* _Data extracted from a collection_
———

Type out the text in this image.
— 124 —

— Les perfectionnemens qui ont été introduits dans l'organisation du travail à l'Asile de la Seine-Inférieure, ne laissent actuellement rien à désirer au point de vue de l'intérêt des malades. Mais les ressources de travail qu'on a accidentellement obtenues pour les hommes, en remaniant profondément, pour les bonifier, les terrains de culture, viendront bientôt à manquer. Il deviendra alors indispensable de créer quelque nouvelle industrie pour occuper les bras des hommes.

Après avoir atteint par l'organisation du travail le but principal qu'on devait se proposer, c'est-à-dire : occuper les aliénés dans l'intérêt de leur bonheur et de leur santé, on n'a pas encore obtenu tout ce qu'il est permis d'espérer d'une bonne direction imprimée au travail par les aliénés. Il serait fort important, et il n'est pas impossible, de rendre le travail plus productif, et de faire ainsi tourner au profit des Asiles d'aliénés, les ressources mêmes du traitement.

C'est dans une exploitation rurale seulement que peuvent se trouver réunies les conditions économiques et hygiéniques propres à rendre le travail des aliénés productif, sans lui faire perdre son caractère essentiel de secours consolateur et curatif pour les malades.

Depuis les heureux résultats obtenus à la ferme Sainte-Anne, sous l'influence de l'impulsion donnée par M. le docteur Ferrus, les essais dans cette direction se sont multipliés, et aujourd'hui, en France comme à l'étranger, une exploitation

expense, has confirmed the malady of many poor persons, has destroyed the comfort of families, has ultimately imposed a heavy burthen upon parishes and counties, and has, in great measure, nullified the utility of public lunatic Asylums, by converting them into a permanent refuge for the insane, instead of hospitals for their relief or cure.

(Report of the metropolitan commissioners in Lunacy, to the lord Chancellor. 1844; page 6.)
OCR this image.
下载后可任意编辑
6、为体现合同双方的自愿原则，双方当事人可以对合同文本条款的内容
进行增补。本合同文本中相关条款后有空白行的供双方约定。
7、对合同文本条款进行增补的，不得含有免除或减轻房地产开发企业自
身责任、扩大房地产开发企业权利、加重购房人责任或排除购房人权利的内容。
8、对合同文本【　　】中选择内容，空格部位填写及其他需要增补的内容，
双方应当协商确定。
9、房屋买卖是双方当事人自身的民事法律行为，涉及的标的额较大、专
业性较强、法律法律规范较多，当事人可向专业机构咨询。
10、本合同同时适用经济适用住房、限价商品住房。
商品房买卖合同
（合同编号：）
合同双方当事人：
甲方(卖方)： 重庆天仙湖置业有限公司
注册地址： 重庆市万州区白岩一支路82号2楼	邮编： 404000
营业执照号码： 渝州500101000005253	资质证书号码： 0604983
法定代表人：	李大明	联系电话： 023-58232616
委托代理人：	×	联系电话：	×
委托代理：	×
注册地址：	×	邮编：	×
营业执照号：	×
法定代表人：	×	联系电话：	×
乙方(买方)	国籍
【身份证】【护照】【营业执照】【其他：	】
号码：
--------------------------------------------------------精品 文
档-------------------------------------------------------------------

———

* _Problem description_
Reproduce all of the material above word for word.

* _The output_
Type out the text in this image.
— 124 —

— Les perfectionnemens qui ont été introduits dans l'organisation du travail à l'Asile de la Seine-Inférieure, ne laissent actuellement rien à désirer au point de vue de l'intérêt des malades. Mais les ressources de travail qu'on a accidentellement obtenues pour les hommes, en remaniant profondément, pour les bonifier, les terrains de culture, viendront bientôt à manquer. Il deviendra alors indispensable de créer quelque nouvelle industrie pour occuper les bras des hommes.

Après avoir atteint par l'organisation du travail le but principal qu'on devait se proposer, c'est-à-dire : occuper les aliénés dans l'intérêt de leur bonheur et de leur santé, on n'a pas encore obtenu tout ce qu'il est permis d'espérer d'une bonne direction imprimée au travail par les aliénés. Il serait fort important, et il n'est pas impossible, de rendre le travail plus productif, et de faire ainsi tourner au profit des Asiles d'aliénés, les ressources mêmes du traitement.

C'est dans une exploitation rurale seulement que peuvent se trouver réunies les conditions économiques et hygiéniques propres à rendre le travail des aliénés productif, sans lui faire perdre son caractère essentiel de secours consolateur et curatif pour les malades.

Depuis les heureux résultats obtenus à la ferme Sainte-Anne, sous l'influence de l'impulsion donnée par M. le docteur Ferrus, les essais dans cette direction se sont multipliés, et aujourd'hui, en France comme à l'étranger, une exploitation

expense, has confirmed the malady of many poor persons, has destroyed the comfort of families, has ultimately imposed a heavy burthen upon parishes and counties, and has, in great measure, nullified the utility of public lunatic Asylums, by converting them into a permanent refuge for the insane, instead of hospitals for their relief or cure.

(Report of the metropolitan commissioners in Lunacy, to the lord Chancellor. 1844; page 6.)
OCR this image.
下载后可任意编辑
6、为体现合同双方的自愿原则，双方当事人可以对合同文本条款的内容
进行增补。本合同文本中相关条款后有空白行的供双方约定。
7、对合同文本条款进行增补的，不得含有免除或减轻房地产开发企业自
身责任、扩大房地产开发企业权利、加重购房人责任或排除购房人权利的内容。
8、对合同文本【　　】中选择内容，空格部位填写及其他需要增补的内容，
双方应当协商确定。
9、房屋买卖是双方当事人自身的民事法律行为，涉及的标的额较大、专
业性较强、法律法律规范较多，当事人可向专业机构咨询。
10、本合同同时适用经济适用住房、限价商品住房。
商品房买卖合同
（合同编号：）
合同双方当事人：
甲方(卖方)： 重庆天仙湖置业有限公司
注册地址： 重庆市万州区白岩一支路82号2楼	邮编： 404000
营业执照号码： 渝州500101000005253	资质证书号码： 0604983
法定代表人：	李大明	联系电话： 023-58232616
委托代理人：	×	联系电话：	×
委托代理：	×
注册地址：	×	邮编：	×
营业执照号：	×
法定代表人：	×	联系电话：	×
乙方(买方)	国籍
【身份证】【护照】【营业执照】【其他：	】
号码：
--------------------------------------------------------精品 文
档-------------------------------------------------------------------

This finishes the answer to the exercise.